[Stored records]
__________

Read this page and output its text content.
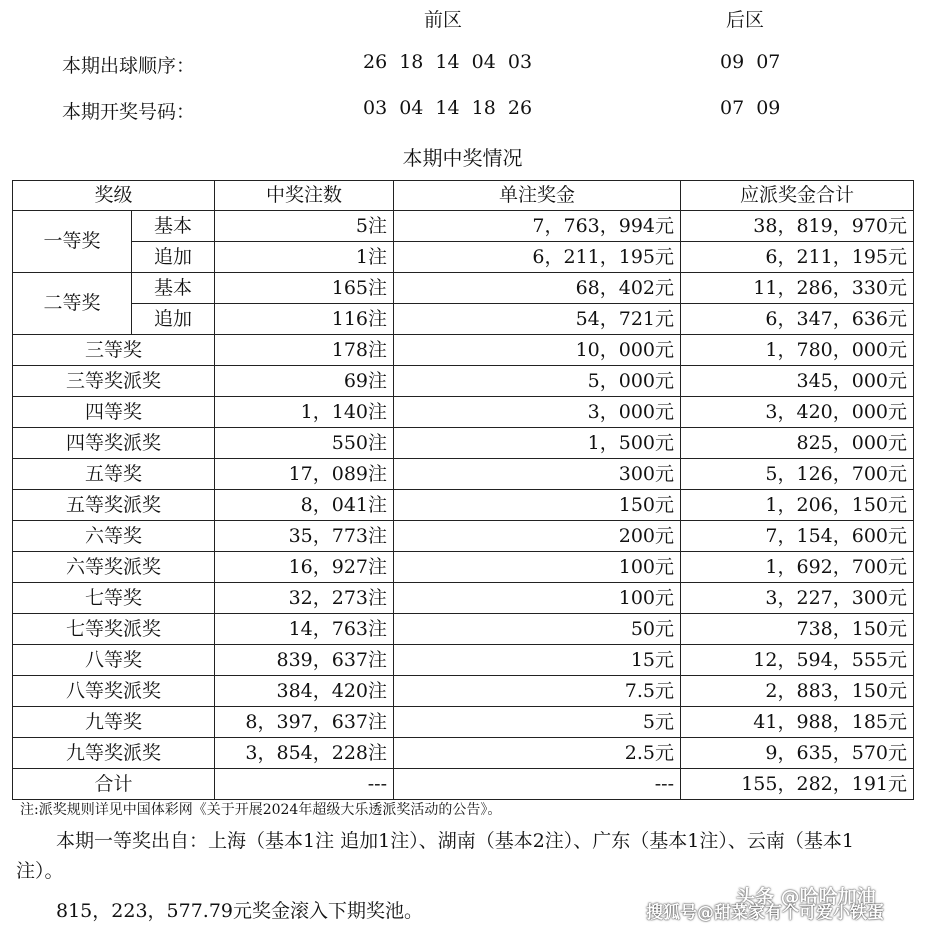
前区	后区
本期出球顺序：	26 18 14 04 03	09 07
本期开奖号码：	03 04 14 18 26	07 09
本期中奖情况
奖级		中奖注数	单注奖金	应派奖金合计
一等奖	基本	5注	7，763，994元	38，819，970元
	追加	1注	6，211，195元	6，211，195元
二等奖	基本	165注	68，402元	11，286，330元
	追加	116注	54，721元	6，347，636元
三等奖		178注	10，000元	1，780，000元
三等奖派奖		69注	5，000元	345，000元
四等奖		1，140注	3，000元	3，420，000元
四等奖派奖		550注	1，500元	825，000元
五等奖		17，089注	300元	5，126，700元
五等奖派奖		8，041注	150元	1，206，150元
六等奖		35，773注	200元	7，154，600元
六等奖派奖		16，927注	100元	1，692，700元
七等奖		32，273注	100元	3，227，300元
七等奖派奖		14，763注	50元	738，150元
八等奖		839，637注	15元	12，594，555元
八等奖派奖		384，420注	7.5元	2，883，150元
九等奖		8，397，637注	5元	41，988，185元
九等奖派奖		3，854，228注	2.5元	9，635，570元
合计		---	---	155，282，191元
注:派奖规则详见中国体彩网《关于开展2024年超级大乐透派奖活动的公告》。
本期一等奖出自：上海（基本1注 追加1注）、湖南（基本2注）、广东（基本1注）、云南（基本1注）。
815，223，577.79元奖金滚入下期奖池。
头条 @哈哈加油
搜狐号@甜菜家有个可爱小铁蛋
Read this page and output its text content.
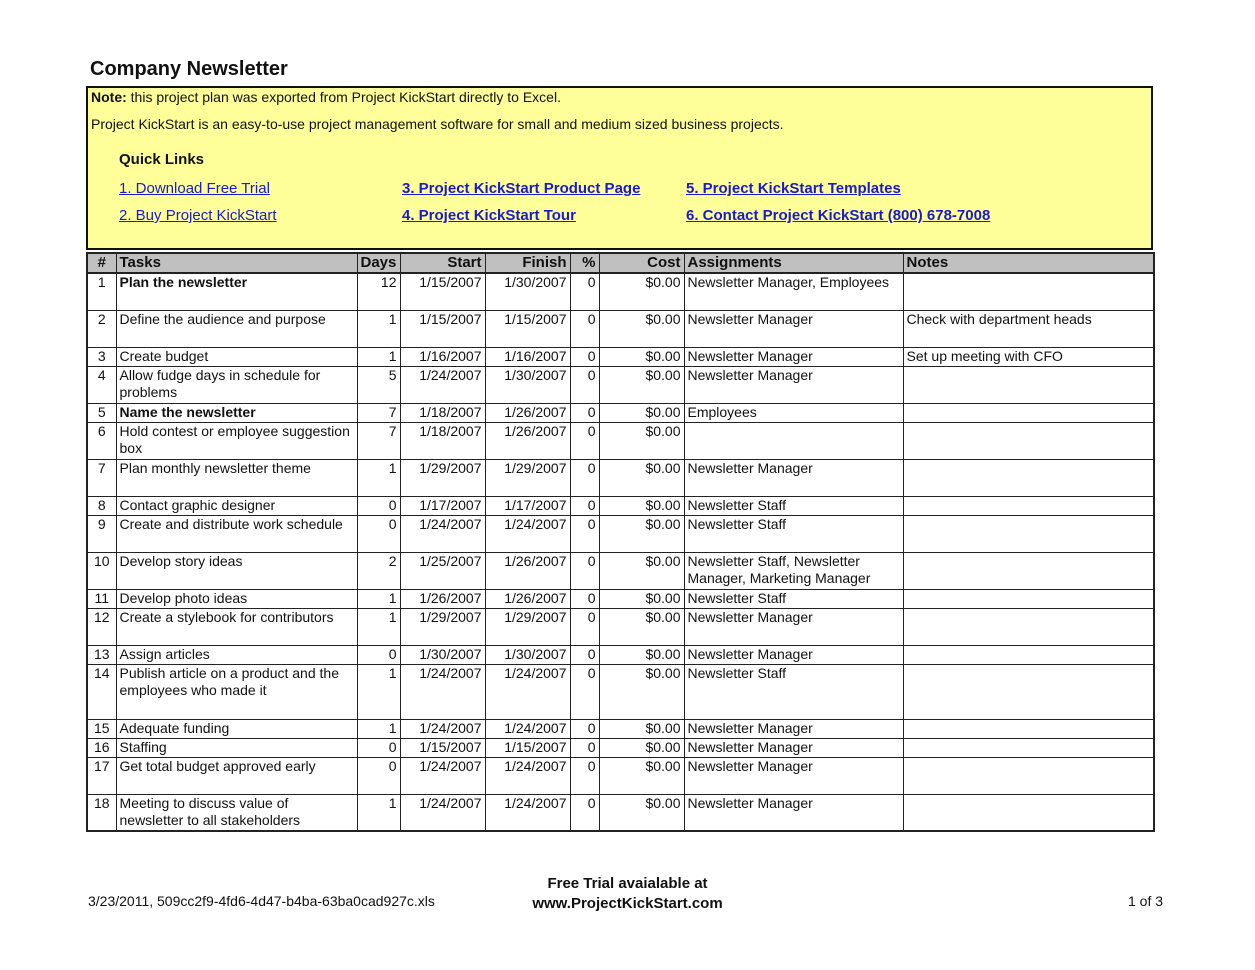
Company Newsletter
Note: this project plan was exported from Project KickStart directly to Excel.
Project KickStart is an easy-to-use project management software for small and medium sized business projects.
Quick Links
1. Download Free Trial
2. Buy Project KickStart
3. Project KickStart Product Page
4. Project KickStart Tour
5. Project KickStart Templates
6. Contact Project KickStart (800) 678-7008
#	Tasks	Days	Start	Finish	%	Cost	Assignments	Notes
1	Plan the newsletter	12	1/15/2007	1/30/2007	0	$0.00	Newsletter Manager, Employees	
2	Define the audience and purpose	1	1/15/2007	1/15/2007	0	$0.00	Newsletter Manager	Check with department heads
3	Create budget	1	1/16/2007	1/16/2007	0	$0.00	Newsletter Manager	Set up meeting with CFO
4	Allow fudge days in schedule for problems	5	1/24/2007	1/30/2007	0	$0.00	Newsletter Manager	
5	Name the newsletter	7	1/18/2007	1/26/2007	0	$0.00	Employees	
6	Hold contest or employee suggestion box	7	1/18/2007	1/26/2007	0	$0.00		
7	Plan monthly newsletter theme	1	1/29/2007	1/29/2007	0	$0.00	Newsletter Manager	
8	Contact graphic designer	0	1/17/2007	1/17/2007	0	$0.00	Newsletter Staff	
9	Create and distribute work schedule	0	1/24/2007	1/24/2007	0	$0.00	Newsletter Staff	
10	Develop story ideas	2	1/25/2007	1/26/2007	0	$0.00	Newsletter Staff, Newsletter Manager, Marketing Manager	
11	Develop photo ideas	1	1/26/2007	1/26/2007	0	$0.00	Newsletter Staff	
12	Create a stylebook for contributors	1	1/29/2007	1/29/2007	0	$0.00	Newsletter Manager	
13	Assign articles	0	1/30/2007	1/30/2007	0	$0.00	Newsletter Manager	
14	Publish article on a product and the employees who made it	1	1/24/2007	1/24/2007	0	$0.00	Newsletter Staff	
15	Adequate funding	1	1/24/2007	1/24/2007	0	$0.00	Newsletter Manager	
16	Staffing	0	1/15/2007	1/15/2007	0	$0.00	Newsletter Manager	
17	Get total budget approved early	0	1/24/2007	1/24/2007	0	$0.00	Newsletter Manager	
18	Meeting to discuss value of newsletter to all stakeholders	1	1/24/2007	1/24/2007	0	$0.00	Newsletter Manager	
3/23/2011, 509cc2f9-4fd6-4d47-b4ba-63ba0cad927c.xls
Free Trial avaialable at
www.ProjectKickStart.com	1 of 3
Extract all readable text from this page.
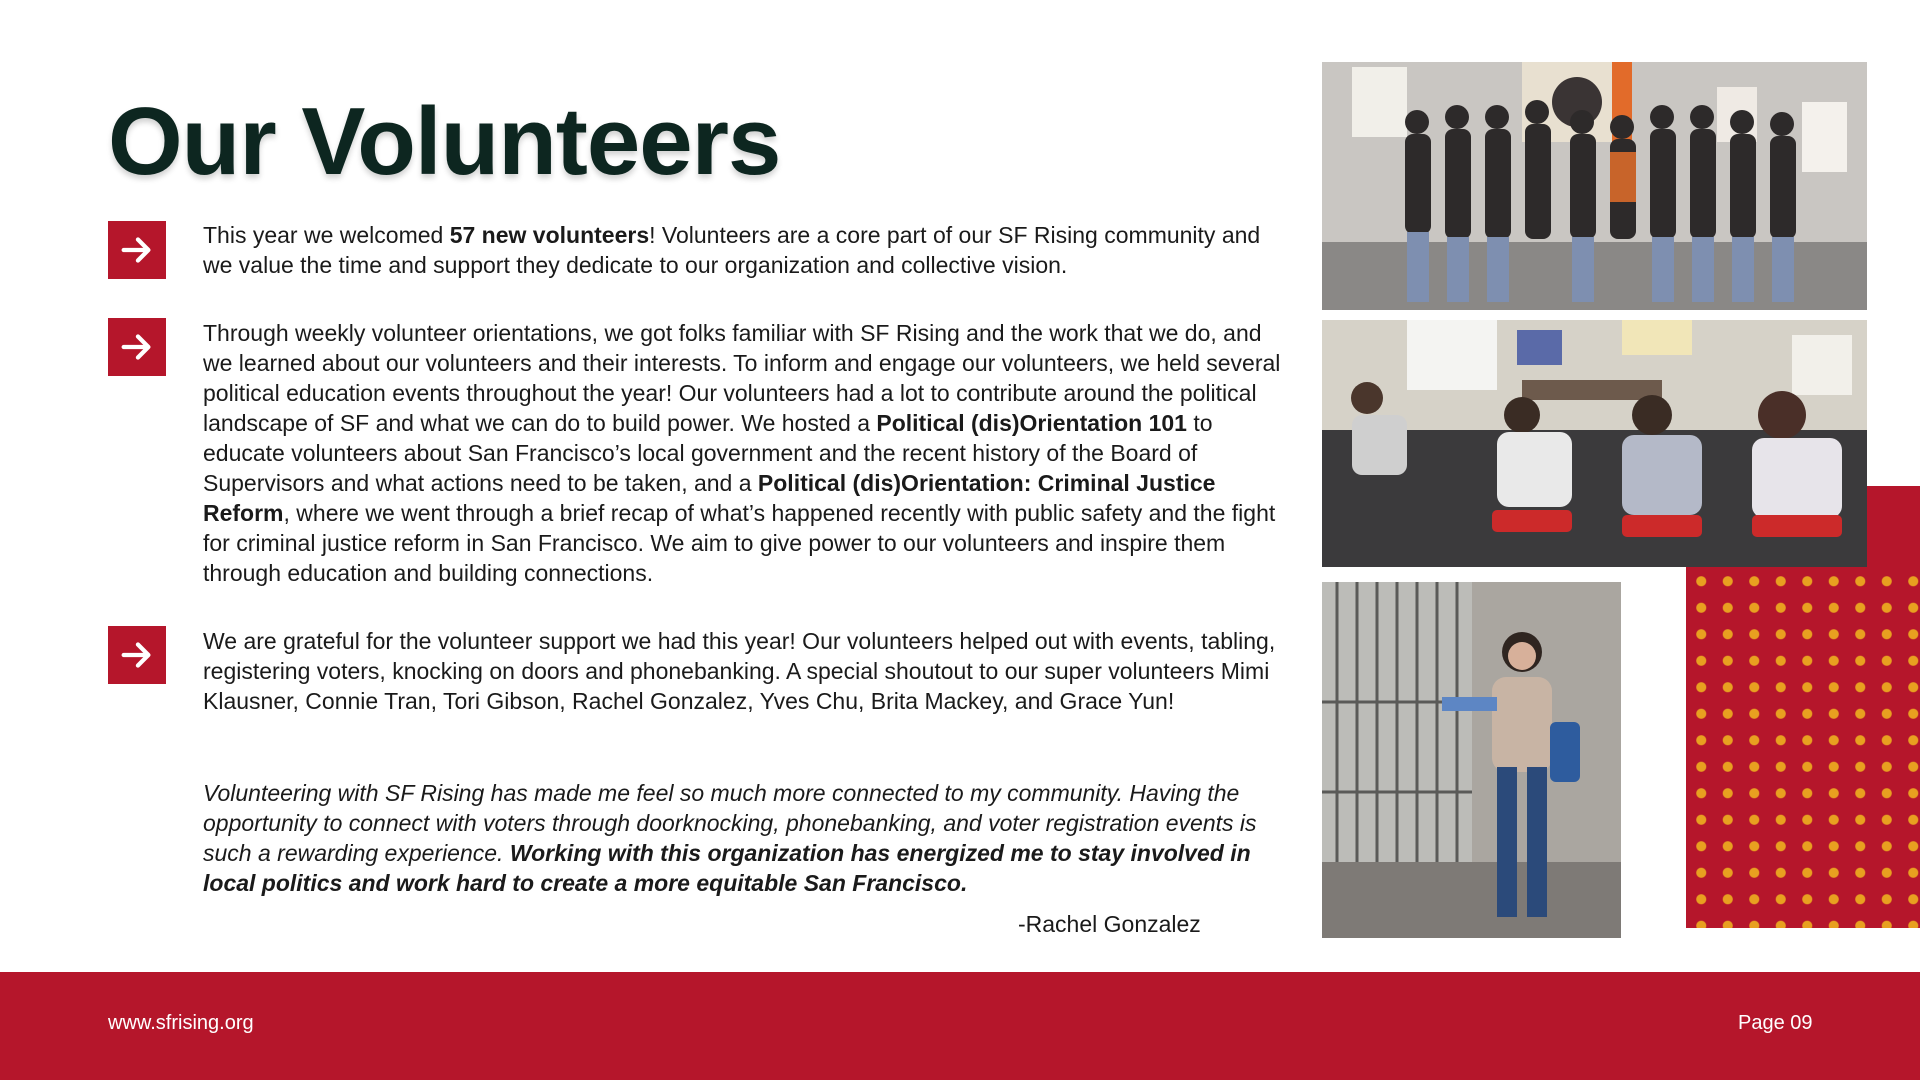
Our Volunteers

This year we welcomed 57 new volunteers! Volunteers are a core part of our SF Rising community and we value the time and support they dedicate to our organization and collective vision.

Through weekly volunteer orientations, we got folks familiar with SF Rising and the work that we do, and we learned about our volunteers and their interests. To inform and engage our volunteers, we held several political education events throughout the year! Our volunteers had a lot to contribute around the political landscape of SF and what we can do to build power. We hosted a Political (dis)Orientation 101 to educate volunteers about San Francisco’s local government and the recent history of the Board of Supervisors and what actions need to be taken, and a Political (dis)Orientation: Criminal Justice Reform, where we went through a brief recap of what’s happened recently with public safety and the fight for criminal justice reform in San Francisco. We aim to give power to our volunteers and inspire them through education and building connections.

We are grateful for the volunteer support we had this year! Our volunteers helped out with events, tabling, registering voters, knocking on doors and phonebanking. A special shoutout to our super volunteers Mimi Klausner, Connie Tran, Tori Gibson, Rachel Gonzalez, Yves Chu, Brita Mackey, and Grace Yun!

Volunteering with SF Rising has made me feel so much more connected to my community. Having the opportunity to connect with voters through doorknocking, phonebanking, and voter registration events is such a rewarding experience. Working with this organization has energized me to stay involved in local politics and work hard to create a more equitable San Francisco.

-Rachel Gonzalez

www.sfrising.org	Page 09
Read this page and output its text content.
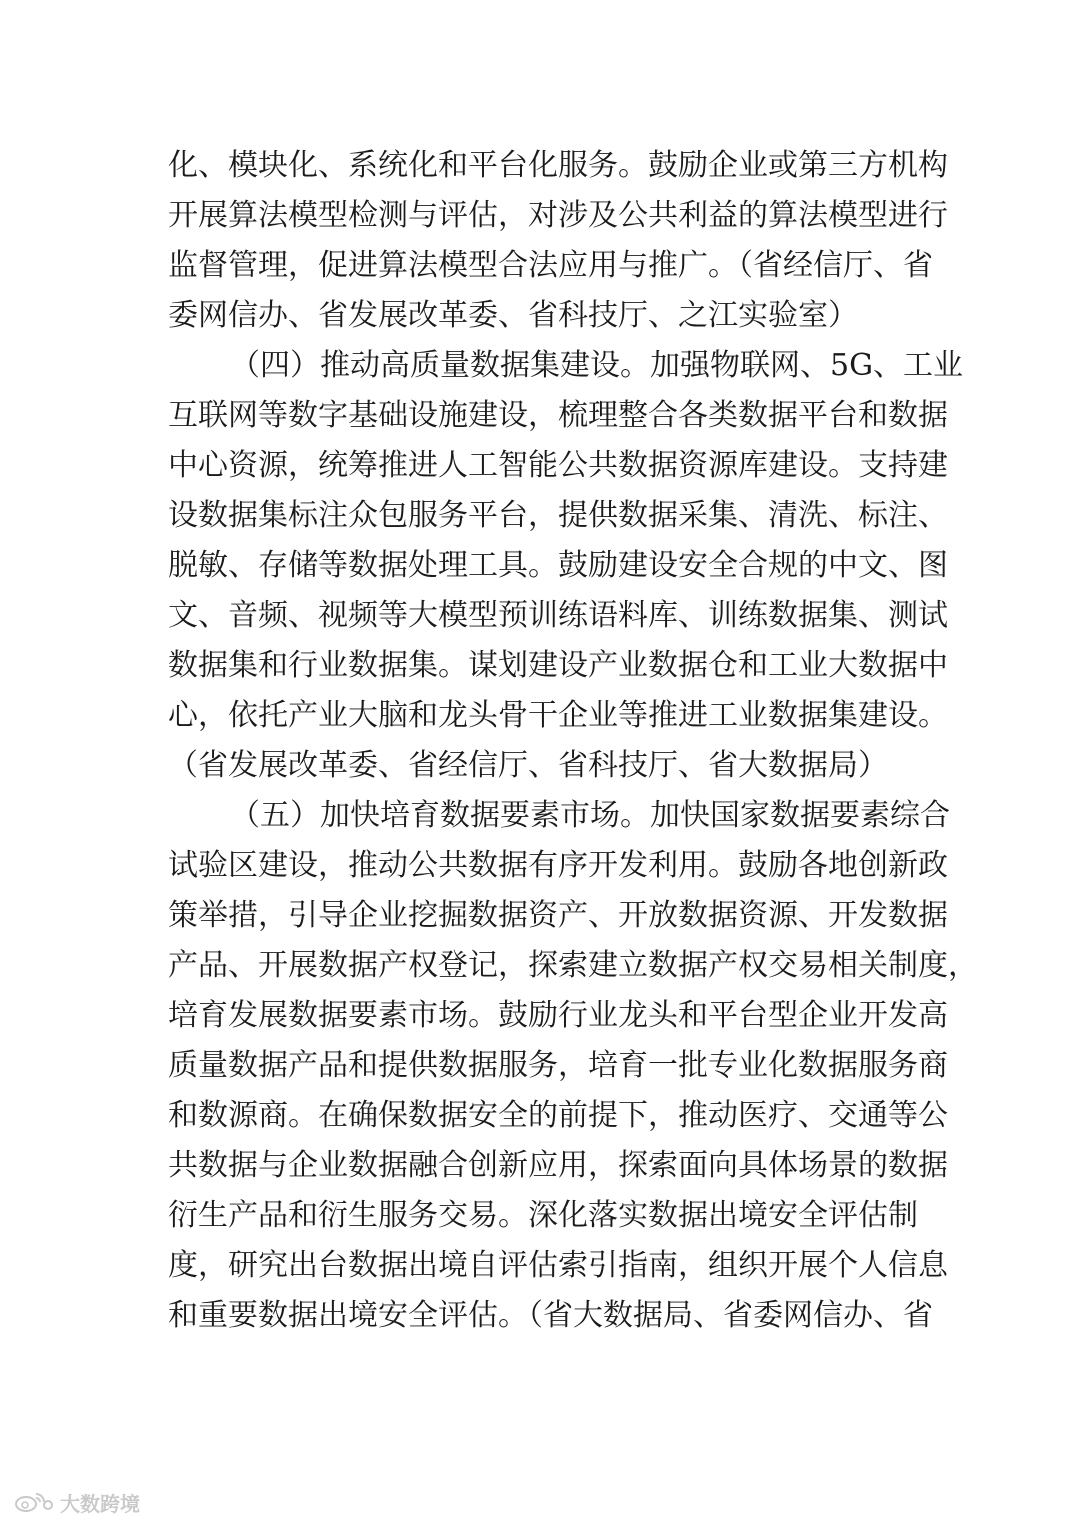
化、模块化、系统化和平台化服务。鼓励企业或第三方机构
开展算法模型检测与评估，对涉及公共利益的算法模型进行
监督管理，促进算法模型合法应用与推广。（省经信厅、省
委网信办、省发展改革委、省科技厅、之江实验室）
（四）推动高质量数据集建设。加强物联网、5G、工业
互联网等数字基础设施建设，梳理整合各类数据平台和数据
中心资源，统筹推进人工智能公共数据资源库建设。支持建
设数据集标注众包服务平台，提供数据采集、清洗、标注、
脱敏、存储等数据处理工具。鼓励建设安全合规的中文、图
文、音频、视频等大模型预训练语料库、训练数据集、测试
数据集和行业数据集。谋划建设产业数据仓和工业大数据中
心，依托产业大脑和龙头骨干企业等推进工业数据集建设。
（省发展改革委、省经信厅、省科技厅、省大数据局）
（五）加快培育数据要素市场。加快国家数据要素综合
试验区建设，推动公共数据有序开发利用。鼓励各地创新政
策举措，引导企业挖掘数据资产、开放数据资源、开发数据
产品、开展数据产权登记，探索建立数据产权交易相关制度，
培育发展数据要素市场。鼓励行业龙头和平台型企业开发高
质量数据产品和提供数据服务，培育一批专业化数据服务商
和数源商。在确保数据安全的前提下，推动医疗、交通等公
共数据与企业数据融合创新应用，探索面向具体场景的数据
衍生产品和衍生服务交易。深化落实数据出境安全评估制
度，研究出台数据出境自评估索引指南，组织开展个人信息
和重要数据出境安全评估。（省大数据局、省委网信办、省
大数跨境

__________

_TO BE DONE:_ Report how many lines of the records above contain the word "year", giving only the number.

_OUTPUT OF THE EXERCISE:_ 3